Among the lines below, count those with "position". Give only the number.

***** Data excerpts

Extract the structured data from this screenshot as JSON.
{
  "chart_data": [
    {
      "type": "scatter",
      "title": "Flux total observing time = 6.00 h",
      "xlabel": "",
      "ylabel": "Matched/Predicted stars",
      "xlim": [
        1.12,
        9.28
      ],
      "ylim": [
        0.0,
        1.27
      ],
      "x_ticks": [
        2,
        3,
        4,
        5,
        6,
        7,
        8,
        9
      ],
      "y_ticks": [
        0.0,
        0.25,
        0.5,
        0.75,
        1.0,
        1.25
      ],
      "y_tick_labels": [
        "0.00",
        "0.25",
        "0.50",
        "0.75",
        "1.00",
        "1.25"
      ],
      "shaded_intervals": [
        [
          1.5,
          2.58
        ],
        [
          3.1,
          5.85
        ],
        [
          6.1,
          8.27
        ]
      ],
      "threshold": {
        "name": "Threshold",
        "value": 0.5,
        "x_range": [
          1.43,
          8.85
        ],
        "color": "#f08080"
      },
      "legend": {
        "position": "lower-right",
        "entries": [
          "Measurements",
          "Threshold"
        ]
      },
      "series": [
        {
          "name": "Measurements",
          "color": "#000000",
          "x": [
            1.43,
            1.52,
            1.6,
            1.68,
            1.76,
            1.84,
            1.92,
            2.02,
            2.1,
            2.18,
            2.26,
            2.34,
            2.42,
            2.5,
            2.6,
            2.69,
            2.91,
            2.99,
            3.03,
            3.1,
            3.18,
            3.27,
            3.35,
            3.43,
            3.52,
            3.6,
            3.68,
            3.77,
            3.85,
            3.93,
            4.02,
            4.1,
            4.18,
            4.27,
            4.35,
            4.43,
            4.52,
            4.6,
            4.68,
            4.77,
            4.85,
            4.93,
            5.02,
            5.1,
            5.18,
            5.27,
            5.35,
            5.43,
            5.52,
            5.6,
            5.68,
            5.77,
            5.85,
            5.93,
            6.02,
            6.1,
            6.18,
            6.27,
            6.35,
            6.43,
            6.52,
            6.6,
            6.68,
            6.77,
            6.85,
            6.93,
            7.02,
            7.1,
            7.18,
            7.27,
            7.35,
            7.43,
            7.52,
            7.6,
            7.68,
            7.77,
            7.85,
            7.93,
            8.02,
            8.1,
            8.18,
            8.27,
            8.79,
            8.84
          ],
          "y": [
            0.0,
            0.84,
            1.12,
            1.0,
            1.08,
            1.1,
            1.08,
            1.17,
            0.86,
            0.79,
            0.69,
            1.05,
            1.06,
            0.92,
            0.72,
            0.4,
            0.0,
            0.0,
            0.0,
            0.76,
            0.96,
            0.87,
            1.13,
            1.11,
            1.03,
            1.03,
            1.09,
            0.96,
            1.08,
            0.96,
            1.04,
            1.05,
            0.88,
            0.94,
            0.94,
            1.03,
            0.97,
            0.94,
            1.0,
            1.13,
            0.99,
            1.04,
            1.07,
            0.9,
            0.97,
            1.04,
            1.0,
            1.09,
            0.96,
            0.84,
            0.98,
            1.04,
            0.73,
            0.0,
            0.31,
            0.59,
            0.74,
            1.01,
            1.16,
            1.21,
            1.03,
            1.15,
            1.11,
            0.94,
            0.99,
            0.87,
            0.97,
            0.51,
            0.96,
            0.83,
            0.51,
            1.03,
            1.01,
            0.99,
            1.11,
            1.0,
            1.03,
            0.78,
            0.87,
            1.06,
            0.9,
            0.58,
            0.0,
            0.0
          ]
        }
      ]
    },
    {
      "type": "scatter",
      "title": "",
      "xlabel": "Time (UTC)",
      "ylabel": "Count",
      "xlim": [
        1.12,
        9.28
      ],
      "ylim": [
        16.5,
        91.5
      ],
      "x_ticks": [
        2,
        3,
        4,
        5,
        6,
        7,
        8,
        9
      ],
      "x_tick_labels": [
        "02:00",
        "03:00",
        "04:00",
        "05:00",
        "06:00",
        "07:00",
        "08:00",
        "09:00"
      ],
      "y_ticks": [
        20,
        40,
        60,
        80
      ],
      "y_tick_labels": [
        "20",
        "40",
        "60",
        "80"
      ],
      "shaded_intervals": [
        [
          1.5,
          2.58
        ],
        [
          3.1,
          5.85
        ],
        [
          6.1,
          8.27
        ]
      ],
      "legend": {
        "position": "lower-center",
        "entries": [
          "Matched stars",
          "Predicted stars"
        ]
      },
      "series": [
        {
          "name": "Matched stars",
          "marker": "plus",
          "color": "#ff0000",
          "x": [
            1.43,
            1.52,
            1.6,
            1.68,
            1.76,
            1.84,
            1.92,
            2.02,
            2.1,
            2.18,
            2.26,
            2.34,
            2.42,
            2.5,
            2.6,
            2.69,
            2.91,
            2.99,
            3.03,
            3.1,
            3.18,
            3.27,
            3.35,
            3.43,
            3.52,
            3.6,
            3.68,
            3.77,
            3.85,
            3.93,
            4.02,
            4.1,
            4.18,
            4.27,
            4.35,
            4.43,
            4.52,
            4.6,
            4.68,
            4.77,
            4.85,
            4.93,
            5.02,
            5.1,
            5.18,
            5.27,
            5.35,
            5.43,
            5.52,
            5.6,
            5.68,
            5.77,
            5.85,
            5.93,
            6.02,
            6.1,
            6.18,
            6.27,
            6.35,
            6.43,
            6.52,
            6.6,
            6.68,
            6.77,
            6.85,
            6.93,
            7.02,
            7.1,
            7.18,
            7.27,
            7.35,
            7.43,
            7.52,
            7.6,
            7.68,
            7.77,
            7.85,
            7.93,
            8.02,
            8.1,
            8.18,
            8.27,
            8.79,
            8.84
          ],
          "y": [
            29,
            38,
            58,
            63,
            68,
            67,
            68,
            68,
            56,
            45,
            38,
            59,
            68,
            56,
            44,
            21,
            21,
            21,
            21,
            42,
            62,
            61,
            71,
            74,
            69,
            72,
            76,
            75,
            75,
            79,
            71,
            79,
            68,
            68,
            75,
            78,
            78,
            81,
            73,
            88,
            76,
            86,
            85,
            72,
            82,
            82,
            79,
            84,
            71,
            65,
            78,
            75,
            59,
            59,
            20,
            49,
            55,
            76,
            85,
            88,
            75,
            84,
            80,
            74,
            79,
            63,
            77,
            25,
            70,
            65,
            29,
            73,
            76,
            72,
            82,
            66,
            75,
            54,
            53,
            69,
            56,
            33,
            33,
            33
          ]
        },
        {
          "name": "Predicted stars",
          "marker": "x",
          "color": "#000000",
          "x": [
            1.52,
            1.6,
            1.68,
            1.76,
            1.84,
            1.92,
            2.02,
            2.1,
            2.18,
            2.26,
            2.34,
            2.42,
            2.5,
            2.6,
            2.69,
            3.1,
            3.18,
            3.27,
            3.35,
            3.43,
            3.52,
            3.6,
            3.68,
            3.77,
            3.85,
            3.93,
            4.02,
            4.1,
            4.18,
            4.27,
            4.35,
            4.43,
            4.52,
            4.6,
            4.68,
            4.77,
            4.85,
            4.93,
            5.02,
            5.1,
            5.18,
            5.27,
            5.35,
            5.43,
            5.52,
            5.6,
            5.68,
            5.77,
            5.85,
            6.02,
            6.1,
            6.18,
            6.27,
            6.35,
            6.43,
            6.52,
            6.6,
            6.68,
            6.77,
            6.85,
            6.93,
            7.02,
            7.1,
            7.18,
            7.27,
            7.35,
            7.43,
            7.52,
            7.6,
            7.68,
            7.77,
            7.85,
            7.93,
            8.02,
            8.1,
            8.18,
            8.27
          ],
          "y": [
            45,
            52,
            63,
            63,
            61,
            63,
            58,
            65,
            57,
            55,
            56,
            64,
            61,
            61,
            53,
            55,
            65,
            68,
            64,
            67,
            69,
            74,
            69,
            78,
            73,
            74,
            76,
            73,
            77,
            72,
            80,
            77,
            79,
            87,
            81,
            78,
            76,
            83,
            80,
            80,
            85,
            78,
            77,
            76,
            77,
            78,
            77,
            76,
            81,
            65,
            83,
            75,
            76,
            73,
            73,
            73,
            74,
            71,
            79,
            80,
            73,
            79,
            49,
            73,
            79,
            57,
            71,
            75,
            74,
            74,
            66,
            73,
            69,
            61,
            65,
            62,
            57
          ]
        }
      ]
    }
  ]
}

**********

== Correct result ==
2